REQUEST
Output all the material that follows, exactly as given.

STORED ROWS

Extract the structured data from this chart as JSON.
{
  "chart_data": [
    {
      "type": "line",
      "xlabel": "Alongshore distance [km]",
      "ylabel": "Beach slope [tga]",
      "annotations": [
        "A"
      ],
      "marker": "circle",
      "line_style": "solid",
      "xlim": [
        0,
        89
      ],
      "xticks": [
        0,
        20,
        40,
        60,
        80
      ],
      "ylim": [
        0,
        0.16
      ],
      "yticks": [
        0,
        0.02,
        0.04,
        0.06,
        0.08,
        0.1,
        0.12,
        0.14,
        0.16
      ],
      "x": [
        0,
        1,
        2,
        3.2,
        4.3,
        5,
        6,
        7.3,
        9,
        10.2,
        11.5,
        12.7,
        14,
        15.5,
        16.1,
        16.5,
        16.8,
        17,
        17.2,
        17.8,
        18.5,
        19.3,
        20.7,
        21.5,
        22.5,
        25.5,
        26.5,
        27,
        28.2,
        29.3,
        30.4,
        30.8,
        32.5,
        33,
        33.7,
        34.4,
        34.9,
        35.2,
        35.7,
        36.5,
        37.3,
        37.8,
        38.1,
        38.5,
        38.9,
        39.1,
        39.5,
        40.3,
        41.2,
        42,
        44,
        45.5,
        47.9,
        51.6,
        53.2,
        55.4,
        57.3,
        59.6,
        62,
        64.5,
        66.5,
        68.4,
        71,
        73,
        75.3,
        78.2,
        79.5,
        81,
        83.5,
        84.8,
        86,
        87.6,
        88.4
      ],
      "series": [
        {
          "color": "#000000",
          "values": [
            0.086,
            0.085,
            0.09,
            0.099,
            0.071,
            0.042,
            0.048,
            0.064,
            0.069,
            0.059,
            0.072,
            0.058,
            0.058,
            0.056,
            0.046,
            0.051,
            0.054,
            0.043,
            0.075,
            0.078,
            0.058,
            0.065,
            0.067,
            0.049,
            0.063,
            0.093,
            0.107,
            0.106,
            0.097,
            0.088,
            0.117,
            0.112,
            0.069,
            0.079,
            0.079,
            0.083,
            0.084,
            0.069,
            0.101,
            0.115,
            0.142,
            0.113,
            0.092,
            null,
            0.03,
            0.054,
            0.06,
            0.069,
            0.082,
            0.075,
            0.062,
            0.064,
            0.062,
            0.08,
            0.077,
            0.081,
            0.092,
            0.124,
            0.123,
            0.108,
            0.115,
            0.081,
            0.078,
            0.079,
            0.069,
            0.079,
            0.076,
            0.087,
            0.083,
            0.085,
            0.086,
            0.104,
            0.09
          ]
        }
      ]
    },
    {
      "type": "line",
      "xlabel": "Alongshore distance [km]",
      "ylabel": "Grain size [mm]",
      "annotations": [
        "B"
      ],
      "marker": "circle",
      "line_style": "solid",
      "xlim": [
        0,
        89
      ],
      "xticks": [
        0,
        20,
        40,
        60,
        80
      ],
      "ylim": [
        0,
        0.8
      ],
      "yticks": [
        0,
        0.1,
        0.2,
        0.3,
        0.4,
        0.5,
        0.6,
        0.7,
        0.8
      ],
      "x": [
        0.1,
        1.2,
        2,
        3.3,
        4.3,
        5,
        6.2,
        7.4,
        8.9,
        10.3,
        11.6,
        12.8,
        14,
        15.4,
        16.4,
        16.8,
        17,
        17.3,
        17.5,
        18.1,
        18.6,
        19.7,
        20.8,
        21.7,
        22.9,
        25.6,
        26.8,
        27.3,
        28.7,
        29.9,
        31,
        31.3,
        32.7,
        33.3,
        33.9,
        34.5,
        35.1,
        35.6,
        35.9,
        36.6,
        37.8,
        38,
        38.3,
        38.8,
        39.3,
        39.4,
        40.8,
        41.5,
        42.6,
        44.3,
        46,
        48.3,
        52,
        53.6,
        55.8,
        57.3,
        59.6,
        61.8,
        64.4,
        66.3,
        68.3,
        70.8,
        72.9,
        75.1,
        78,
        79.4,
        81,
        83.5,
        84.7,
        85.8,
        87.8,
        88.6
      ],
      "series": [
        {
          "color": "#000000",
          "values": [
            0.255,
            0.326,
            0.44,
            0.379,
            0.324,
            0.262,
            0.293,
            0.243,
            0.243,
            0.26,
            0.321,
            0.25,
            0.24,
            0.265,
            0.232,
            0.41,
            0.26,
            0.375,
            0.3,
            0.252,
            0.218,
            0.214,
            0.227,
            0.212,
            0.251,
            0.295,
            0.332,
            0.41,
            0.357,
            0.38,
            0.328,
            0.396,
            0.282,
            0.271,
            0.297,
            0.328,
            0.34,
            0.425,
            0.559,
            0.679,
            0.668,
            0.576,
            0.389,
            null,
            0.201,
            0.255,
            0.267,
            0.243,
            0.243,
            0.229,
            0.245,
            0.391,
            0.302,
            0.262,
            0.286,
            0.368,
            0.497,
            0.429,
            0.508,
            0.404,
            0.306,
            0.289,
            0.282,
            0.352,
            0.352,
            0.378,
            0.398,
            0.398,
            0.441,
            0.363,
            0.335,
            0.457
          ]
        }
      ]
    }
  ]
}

FINISHED EXERCISE
Extract the structured data from this chart as JSON.
{
  "chart_data": [
    {
      "type": "line",
      "xlabel": "Alongshore distance [km]",
      "ylabel": "Beach slope [tga]",
      "annotations": [
        "A"
      ],
      "marker": "circle",
      "line_style": "solid",
      "xlim": [
        0,
        89
      ],
      "xticks": [
        0,
        20,
        40,
        60,
        80
      ],
      "ylim": [
        0,
        0.16
      ],
      "yticks": [
        0,
        0.02,
        0.04,
        0.06,
        0.08,
        0.1,
        0.12,
        0.14,
        0.16
      ],
      "x": [
        0,
        1,
        2,
        3.2,
        4.3,
        5,
        6,
        7.3,
        9,
        10.2,
        11.5,
        12.7,
        14,
        15.5,
        16.1,
        16.5,
        16.8,
        17,
        17.2,
        17.8,
        18.5,
        19.3,
        20.7,
        21.5,
        22.5,
        25.5,
        26.5,
        27,
        28.2,
        29.3,
        30.4,
        30.8,
        32.5,
        33,
        33.7,
        34.4,
        34.9,
        35.2,
        35.7,
        36.5,
        37.3,
        37.8,
        38.1,
        38.5,
        38.9,
        39.1,
        39.5,
        40.3,
        41.2,
        42,
        44,
        45.5,
        47.9,
        51.6,
        53.2,
        55.4,
        57.3,
        59.6,
        62,
        64.5,
        66.5,
        68.4,
        71,
        73,
        75.3,
        78.2,
        79.5,
        81,
        83.5,
        84.8,
        86,
        87.6,
        88.4
      ],
      "series": [
        {
          "color": "#000000",
          "values": [
            0.086,
            0.085,
            0.09,
            0.099,
            0.071,
            0.042,
            0.048,
            0.064,
            0.069,
            0.059,
            0.072,
            0.058,
            0.058,
            0.056,
            0.046,
            0.051,
            0.054,
            0.043,
            0.075,
            0.078,
            0.058,
            0.065,
            0.067,
            0.049,
            0.063,
            0.093,
            0.107,
            0.106,
            0.097,
            0.088,
            0.117,
            0.112,
            0.069,
            0.079,
            0.079,
            0.083,
            0.084,
            0.069,
            0.101,
            0.115,
            0.142,
            0.113,
            0.092,
            null,
            0.03,
            0.054,
            0.06,
            0.069,
            0.082,
            0.075,
            0.062,
            0.064,
            0.062,
            0.08,
            0.077,
            0.081,
            0.092,
            0.124,
            0.123,
            0.108,
            0.115,
            0.081,
            0.078,
            0.079,
            0.069,
            0.079,
            0.076,
            0.087,
            0.083,
            0.085,
            0.086,
            0.104,
            0.09
          ]
        }
      ]
    },
    {
      "type": "line",
      "xlabel": "Alongshore distance [km]",
      "ylabel": "Grain size [mm]",
      "annotations": [
        "B"
      ],
      "marker": "circle",
      "line_style": "solid",
      "xlim": [
        0,
        89
      ],
      "xticks": [
        0,
        20,
        40,
        60,
        80
      ],
      "ylim": [
        0,
        0.8
      ],
      "yticks": [
        0,
        0.1,
        0.2,
        0.3,
        0.4,
        0.5,
        0.6,
        0.7,
        0.8
      ],
      "x": [
        0.1,
        1.2,
        2,
        3.3,
        4.3,
        5,
        6.2,
        7.4,
        8.9,
        10.3,
        11.6,
        12.8,
        14,
        15.4,
        16.4,
        16.8,
        17,
        17.3,
        17.5,
        18.1,
        18.6,
        19.7,
        20.8,
        21.7,
        22.9,
        25.6,
        26.8,
        27.3,
        28.7,
        29.9,
        31,
        31.3,
        32.7,
        33.3,
        33.9,
        34.5,
        35.1,
        35.6,
        35.9,
        36.6,
        37.8,
        38,
        38.3,
        38.8,
        39.3,
        39.4,
        40.8,
        41.5,
        42.6,
        44.3,
        46,
        48.3,
        52,
        53.6,
        55.8,
        57.3,
        59.6,
        61.8,
        64.4,
        66.3,
        68.3,
        70.8,
        72.9,
        75.1,
        78,
        79.4,
        81,
        83.5,
        84.7,
        85.8,
        87.8,
        88.6
      ],
      "series": [
        {
          "color": "#000000",
          "values": [
            0.255,
            0.326,
            0.44,
            0.379,
            0.324,
            0.262,
            0.293,
            0.243,
            0.243,
            0.26,
            0.321,
            0.25,
            0.24,
            0.265,
            0.232,
            0.41,
            0.26,
            0.375,
            0.3,
            0.252,
            0.218,
            0.214,
            0.227,
            0.212,
            0.251,
            0.295,
            0.332,
            0.41,
            0.357,
            0.38,
            0.328,
            0.396,
            0.282,
            0.271,
            0.297,
            0.328,
            0.34,
            0.425,
            0.559,
            0.679,
            0.668,
            0.576,
            0.389,
            null,
            0.201,
            0.255,
            0.267,
            0.243,
            0.243,
            0.229,
            0.245,
            0.391,
            0.302,
            0.262,
            0.286,
            0.368,
            0.497,
            0.429,
            0.508,
            0.404,
            0.306,
            0.289,
            0.282,
            0.352,
            0.352,
            0.378,
            0.398,
            0.398,
            0.441,
            0.363,
            0.335,
            0.457
          ]
        }
      ]
    }
  ]
}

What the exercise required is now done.